* **Instructions for the task**:
What follows is a listing; restate every line of it word for word.

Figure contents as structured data
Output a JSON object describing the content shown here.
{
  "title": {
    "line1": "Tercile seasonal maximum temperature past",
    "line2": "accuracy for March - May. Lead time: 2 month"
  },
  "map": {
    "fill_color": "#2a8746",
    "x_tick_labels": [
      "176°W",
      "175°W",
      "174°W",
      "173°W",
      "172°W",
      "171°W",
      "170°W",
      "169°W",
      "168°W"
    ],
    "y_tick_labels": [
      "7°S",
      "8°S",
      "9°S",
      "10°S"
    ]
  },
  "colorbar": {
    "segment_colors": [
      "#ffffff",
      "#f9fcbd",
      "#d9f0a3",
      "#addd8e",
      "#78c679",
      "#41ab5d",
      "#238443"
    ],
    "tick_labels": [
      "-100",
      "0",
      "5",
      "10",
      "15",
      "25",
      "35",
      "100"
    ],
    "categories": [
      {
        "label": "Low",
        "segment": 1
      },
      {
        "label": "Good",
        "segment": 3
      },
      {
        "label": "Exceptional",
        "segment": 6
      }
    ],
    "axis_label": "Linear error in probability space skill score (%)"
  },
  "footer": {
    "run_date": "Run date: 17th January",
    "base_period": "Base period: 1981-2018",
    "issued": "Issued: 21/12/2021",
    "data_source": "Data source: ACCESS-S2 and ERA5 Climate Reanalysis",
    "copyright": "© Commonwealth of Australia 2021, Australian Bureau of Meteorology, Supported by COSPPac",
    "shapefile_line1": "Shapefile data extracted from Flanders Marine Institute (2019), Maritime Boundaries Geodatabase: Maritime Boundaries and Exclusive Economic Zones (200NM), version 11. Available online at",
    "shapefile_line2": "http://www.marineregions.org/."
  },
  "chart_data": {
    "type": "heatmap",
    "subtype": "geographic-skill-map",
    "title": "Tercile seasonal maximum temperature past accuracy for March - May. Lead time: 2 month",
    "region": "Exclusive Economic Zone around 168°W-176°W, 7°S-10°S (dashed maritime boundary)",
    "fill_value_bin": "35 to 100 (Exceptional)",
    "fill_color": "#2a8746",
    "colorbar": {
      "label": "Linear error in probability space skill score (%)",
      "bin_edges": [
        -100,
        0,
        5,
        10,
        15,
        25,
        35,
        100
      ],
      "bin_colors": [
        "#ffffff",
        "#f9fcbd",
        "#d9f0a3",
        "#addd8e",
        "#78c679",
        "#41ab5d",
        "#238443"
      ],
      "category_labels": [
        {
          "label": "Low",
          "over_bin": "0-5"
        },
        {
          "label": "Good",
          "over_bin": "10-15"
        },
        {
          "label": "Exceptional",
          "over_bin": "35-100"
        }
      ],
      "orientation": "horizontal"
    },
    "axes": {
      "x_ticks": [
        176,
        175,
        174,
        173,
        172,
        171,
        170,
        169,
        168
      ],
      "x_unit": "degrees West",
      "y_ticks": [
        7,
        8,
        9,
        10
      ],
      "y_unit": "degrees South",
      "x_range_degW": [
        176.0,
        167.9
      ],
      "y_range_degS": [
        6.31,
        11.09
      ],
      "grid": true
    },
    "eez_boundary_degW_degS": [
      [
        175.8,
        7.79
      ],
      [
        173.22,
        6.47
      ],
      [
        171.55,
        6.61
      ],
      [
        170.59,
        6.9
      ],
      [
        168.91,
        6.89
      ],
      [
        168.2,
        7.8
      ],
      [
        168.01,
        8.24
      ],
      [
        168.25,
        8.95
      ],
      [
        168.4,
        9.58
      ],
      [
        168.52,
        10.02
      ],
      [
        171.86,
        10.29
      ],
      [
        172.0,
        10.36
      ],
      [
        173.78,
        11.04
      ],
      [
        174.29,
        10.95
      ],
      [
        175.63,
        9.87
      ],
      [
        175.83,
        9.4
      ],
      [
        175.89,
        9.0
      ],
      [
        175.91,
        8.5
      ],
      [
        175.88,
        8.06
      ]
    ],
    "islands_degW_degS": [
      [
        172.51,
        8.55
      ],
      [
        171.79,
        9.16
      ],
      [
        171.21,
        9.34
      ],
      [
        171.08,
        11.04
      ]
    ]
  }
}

* **The solution**:
Output a JSON object describing the content shown here.
{
  "title": {
    "line1": "Tercile seasonal maximum temperature past",
    "line2": "accuracy for March - May. Lead time: 2 month"
  },
  "map": {
    "fill_color": "#2a8746",
    "x_tick_labels": [
      "176°W",
      "175°W",
      "174°W",
      "173°W",
      "172°W",
      "171°W",
      "170°W",
      "169°W",
      "168°W"
    ],
    "y_tick_labels": [
      "7°S",
      "8°S",
      "9°S",
      "10°S"
    ]
  },
  "colorbar": {
    "segment_colors": [
      "#ffffff",
      "#f9fcbd",
      "#d9f0a3",
      "#addd8e",
      "#78c679",
      "#41ab5d",
      "#238443"
    ],
    "tick_labels": [
      "-100",
      "0",
      "5",
      "10",
      "15",
      "25",
      "35",
      "100"
    ],
    "categories": [
      {
        "label": "Low",
        "segment": 1
      },
      {
        "label": "Good",
        "segment": 3
      },
      {
        "label": "Exceptional",
        "segment": 6
      }
    ],
    "axis_label": "Linear error in probability space skill score (%)"
  },
  "footer": {
    "run_date": "Run date: 17th January",
    "base_period": "Base period: 1981-2018",
    "issued": "Issued: 21/12/2021",
    "data_source": "Data source: ACCESS-S2 and ERA5 Climate Reanalysis",
    "copyright": "© Commonwealth of Australia 2021, Australian Bureau of Meteorology, Supported by COSPPac",
    "shapefile_line1": "Shapefile data extracted from Flanders Marine Institute (2019), Maritime Boundaries Geodatabase: Maritime Boundaries and Exclusive Economic Zones (200NM), version 11. Available online at",
    "shapefile_line2": "http://www.marineregions.org/."
  },
  "chart_data": {
    "type": "heatmap",
    "subtype": "geographic-skill-map",
    "title": "Tercile seasonal maximum temperature past accuracy for March - May. Lead time: 2 month",
    "region": "Exclusive Economic Zone around 168°W-176°W, 7°S-10°S (dashed maritime boundary)",
    "fill_value_bin": "35 to 100 (Exceptional)",
    "fill_color": "#2a8746",
    "colorbar": {
      "label": "Linear error in probability space skill score (%)",
      "bin_edges": [
        -100,
        0,
        5,
        10,
        15,
        25,
        35,
        100
      ],
      "bin_colors": [
        "#ffffff",
        "#f9fcbd",
        "#d9f0a3",
        "#addd8e",
        "#78c679",
        "#41ab5d",
        "#238443"
      ],
      "category_labels": [
        {
          "label": "Low",
          "over_bin": "0-5"
        },
        {
          "label": "Good",
          "over_bin": "10-15"
        },
        {
          "label": "Exceptional",
          "over_bin": "35-100"
        }
      ],
      "orientation": "horizontal"
    },
    "axes": {
      "x_ticks": [
        176,
        175,
        174,
        173,
        172,
        171,
        170,
        169,
        168
      ],
      "x_unit": "degrees West",
      "y_ticks": [
        7,
        8,
        9,
        10
      ],
      "y_unit": "degrees South",
      "x_range_degW": [
        176.0,
        167.9
      ],
      "y_range_degS": [
        6.31,
        11.09
      ],
      "grid": true
    },
    "eez_boundary_degW_degS": [
      [
        175.8,
        7.79
      ],
      [
        173.22,
        6.47
      ],
      [
        171.55,
        6.61
      ],
      [
        170.59,
        6.9
      ],
      [
        168.91,
        6.89
      ],
      [
        168.2,
        7.8
      ],
      [
        168.01,
        8.24
      ],
      [
        168.25,
        8.95
      ],
      [
        168.4,
        9.58
      ],
      [
        168.52,
        10.02
      ],
      [
        171.86,
        10.29
      ],
      [
        172.0,
        10.36
      ],
      [
        173.78,
        11.04
      ],
      [
        174.29,
        10.95
      ],
      [
        175.63,
        9.87
      ],
      [
        175.83,
        9.4
      ],
      [
        175.89,
        9.0
      ],
      [
        175.91,
        8.5
      ],
      [
        175.88,
        8.06
      ]
    ],
    "islands_degW_degS": [
      [
        172.51,
        8.55
      ],
      [
        171.79,
        9.16
      ],
      [
        171.21,
        9.34
      ],
      [
        171.08,
        11.04
      ]
    ]
  }
}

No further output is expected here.